**WHAT THE EXERCISE ASKS:** Output each line of the material exactly as it stands.

start SOURCE DATA

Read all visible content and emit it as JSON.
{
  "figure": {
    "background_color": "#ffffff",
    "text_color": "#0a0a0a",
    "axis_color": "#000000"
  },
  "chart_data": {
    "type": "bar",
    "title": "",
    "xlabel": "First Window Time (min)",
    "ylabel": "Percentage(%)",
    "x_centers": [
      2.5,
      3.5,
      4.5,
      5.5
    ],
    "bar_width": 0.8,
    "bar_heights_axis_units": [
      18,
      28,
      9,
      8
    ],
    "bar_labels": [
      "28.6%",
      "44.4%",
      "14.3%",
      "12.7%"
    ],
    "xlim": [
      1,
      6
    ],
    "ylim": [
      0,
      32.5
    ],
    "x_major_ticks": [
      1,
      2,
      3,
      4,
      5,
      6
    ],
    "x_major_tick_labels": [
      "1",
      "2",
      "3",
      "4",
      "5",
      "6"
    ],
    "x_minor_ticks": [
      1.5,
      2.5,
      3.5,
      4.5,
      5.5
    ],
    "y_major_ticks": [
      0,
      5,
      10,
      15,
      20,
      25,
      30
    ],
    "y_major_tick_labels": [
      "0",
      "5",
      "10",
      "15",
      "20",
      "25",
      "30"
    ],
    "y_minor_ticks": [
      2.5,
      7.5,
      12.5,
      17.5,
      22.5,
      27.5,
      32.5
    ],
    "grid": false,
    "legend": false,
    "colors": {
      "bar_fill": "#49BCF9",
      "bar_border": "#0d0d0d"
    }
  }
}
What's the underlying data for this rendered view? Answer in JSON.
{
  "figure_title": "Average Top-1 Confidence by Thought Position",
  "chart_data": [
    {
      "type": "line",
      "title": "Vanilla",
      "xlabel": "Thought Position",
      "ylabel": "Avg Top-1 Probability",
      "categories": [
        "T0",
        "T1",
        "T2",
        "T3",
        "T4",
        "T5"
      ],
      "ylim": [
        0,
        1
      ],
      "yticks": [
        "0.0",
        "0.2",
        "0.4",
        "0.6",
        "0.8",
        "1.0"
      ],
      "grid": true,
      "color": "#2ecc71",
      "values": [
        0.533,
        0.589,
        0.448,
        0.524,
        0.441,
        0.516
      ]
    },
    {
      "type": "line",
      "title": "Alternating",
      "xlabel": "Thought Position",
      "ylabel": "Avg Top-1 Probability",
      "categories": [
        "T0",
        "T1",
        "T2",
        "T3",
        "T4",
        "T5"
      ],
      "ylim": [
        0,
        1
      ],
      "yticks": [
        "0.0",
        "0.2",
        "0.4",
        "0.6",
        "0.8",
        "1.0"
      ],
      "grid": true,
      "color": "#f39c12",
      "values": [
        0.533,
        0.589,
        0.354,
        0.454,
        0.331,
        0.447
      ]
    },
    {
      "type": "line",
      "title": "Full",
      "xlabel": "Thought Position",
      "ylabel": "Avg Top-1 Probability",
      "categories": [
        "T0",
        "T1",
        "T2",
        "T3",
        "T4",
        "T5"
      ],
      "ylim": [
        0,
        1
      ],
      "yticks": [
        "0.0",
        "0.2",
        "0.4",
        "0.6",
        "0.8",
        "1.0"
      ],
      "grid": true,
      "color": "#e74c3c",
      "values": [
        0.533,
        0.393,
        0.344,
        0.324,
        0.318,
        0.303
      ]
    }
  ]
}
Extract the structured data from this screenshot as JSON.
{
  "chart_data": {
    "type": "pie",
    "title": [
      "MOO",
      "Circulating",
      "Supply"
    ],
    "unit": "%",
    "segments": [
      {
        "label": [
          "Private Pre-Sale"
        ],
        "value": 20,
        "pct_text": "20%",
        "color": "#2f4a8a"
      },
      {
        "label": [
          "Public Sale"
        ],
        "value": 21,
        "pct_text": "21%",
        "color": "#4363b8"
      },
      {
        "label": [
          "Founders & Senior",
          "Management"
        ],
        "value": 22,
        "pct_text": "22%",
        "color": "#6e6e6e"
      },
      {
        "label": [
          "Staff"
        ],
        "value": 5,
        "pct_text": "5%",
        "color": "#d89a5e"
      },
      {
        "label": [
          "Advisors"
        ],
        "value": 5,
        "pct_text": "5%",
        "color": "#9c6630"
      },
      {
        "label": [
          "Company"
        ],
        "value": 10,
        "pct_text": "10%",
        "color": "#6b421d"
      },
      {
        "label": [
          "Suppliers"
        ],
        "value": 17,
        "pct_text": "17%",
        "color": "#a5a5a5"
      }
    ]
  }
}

end SOURCE DATA

**ANSWER TO THE PROBLEM:**
Read all visible content and emit it as JSON.
{
  "figure": {
    "background_color": "#ffffff",
    "text_color": "#0a0a0a",
    "axis_color": "#000000"
  },
  "chart_data": {
    "type": "bar",
    "title": "",
    "xlabel": "First Window Time (min)",
    "ylabel": "Percentage(%)",
    "x_centers": [
      2.5,
      3.5,
      4.5,
      5.5
    ],
    "bar_width": 0.8,
    "bar_heights_axis_units": [
      18,
      28,
      9,
      8
    ],
    "bar_labels": [
      "28.6%",
      "44.4%",
      "14.3%",
      "12.7%"
    ],
    "xlim": [
      1,
      6
    ],
    "ylim": [
      0,
      32.5
    ],
    "x_major_ticks": [
      1,
      2,
      3,
      4,
      5,
      6
    ],
    "x_major_tick_labels": [
      "1",
      "2",
      "3",
      "4",
      "5",
      "6"
    ],
    "x_minor_ticks": [
      1.5,
      2.5,
      3.5,
      4.5,
      5.5
    ],
    "y_major_ticks": [
      0,
      5,
      10,
      15,
      20,
      25,
      30
    ],
    "y_major_tick_labels": [
      "0",
      "5",
      "10",
      "15",
      "20",
      "25",
      "30"
    ],
    "y_minor_ticks": [
      2.5,
      7.5,
      12.5,
      17.5,
      22.5,
      27.5,
      32.5
    ],
    "grid": false,
    "legend": false,
    "colors": {
      "bar_fill": "#49BCF9",
      "bar_border": "#0d0d0d"
    }
  }
}
What's the underlying data for this rendered view? Answer in JSON.
{
  "figure_title": "Average Top-1 Confidence by Thought Position",
  "chart_data": [
    {
      "type": "line",
      "title": "Vanilla",
      "xlabel": "Thought Position",
      "ylabel": "Avg Top-1 Probability",
      "categories": [
        "T0",
        "T1",
        "T2",
        "T3",
        "T4",
        "T5"
      ],
      "ylim": [
        0,
        1
      ],
      "yticks": [
        "0.0",
        "0.2",
        "0.4",
        "0.6",
        "0.8",
        "1.0"
      ],
      "grid": true,
      "color": "#2ecc71",
      "values": [
        0.533,
        0.589,
        0.448,
        0.524,
        0.441,
        0.516
      ]
    },
    {
      "type": "line",
      "title": "Alternating",
      "xlabel": "Thought Position",
      "ylabel": "Avg Top-1 Probability",
      "categories": [
        "T0",
        "T1",
        "T2",
        "T3",
        "T4",
        "T5"
      ],
      "ylim": [
        0,
        1
      ],
      "yticks": [
        "0.0",
        "0.2",
        "0.4",
        "0.6",
        "0.8",
        "1.0"
      ],
      "grid": true,
      "color": "#f39c12",
      "values": [
        0.533,
        0.589,
        0.354,
        0.454,
        0.331,
        0.447
      ]
    },
    {
      "type": "line",
      "title": "Full",
      "xlabel": "Thought Position",
      "ylabel": "Avg Top-1 Probability",
      "categories": [
        "T0",
        "T1",
        "T2",
        "T3",
        "T4",
        "T5"
      ],
      "ylim": [
        0,
        1
      ],
      "yticks": [
        "0.0",
        "0.2",
        "0.4",
        "0.6",
        "0.8",
        "1.0"
      ],
      "grid": true,
      "color": "#e74c3c",
      "values": [
        0.533,
        0.393,
        0.344,
        0.324,
        0.318,
        0.303
      ]
    }
  ]
}
Extract the structured data from this screenshot as JSON.
{
  "chart_data": {
    "type": "pie",
    "title": [
      "MOO",
      "Circulating",
      "Supply"
    ],
    "unit": "%",
    "segments": [
      {
        "label": [
          "Private Pre-Sale"
        ],
        "value": 20,
        "pct_text": "20%",
        "color": "#2f4a8a"
      },
      {
        "label": [
          "Public Sale"
        ],
        "value": 21,
        "pct_text": "21%",
        "color": "#4363b8"
      },
      {
        "label": [
          "Founders & Senior",
          "Management"
        ],
        "value": 22,
        "pct_text": "22%",
        "color": "#6e6e6e"
      },
      {
        "label": [
          "Staff"
        ],
        "value": 5,
        "pct_text": "5%",
        "color": "#d89a5e"
      },
      {
        "label": [
          "Advisors"
        ],
        "value": 5,
        "pct_text": "5%",
        "color": "#9c6630"
      },
      {
        "label": [
          "Company"
        ],
        "value": 10,
        "pct_text": "10%",
        "color": "#6b421d"
      },
      {
        "label": [
          "Suppliers"
        ],
        "value": 17,
        "pct_text": "17%",
        "color": "#a5a5a5"
      }
    ]
  }
}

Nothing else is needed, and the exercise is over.